[Stored dataset items]
/---

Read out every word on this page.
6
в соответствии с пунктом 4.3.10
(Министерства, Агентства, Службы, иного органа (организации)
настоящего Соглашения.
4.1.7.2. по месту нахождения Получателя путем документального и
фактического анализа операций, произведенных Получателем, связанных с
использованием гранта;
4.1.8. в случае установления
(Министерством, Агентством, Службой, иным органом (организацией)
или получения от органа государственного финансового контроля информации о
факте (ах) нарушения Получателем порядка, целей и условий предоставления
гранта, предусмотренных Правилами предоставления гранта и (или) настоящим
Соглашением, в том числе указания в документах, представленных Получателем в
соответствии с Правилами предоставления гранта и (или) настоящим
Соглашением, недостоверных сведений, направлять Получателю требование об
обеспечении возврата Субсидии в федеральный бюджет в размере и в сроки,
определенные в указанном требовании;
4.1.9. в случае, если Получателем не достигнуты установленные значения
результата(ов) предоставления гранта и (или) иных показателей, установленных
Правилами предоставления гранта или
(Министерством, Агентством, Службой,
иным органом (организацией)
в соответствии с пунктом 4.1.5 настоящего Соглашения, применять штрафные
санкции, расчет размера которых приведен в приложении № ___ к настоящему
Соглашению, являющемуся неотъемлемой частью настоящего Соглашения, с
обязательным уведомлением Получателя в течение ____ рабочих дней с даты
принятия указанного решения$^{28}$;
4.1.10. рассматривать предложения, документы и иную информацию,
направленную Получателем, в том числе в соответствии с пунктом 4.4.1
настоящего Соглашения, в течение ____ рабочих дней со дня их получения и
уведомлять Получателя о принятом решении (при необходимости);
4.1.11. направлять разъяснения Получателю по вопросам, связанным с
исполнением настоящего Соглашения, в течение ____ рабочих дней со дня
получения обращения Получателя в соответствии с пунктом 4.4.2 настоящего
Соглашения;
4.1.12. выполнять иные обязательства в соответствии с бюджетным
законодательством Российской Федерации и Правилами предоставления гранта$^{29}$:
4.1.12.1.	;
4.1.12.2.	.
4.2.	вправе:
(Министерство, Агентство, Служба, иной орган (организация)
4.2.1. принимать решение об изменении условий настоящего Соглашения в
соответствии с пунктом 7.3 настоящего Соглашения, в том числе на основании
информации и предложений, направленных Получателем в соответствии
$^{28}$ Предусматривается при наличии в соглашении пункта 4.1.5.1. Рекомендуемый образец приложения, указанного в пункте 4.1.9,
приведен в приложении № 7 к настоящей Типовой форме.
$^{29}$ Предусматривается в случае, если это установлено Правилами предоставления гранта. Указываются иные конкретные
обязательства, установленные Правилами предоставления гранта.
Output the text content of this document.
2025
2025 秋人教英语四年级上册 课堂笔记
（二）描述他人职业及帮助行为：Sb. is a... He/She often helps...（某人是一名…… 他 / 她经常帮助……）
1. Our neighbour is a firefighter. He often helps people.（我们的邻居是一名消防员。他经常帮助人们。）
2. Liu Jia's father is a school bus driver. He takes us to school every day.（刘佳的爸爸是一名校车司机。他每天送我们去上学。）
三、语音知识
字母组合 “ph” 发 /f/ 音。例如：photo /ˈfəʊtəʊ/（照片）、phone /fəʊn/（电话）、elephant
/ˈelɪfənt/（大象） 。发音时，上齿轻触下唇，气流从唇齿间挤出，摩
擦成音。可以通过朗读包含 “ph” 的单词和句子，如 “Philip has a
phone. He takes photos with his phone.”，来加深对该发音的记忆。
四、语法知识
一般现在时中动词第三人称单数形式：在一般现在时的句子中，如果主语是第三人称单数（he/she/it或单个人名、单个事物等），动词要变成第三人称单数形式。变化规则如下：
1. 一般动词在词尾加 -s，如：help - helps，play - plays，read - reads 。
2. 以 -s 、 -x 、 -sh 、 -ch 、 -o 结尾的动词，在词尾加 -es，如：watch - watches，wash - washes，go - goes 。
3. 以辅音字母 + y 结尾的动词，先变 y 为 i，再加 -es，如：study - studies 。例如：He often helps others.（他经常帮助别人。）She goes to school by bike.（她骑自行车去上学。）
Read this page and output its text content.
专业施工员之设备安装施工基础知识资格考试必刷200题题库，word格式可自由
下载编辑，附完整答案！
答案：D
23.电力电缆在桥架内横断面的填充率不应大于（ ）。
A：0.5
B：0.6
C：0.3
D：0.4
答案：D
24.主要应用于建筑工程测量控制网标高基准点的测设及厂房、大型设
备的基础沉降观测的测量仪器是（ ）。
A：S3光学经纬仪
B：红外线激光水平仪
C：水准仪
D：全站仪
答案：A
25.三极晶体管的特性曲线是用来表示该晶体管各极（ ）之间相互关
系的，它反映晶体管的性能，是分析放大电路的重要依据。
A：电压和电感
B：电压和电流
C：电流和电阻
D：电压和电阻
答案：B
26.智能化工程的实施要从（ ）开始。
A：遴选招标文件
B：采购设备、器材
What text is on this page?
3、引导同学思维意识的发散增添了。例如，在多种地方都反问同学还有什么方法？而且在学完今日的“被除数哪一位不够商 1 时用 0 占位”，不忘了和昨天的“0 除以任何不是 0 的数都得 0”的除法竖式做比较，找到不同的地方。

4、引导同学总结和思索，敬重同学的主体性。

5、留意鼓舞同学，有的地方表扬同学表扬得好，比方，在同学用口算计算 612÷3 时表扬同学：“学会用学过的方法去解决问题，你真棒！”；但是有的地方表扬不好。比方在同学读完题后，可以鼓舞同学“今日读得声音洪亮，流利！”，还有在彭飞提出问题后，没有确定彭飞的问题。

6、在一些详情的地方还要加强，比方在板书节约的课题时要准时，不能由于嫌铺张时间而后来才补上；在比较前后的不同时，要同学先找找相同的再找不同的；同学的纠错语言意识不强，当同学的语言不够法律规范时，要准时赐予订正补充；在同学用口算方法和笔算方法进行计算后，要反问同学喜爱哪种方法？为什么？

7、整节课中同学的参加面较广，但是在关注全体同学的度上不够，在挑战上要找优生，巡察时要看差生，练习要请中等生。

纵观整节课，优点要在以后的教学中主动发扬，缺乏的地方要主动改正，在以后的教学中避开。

\---

**PROBLEM STATEMENT:** Select all lines with the word "content" from the entries above.

**ANSWER BELOW:**
Output the text content of this document.
Read this page and output its text content.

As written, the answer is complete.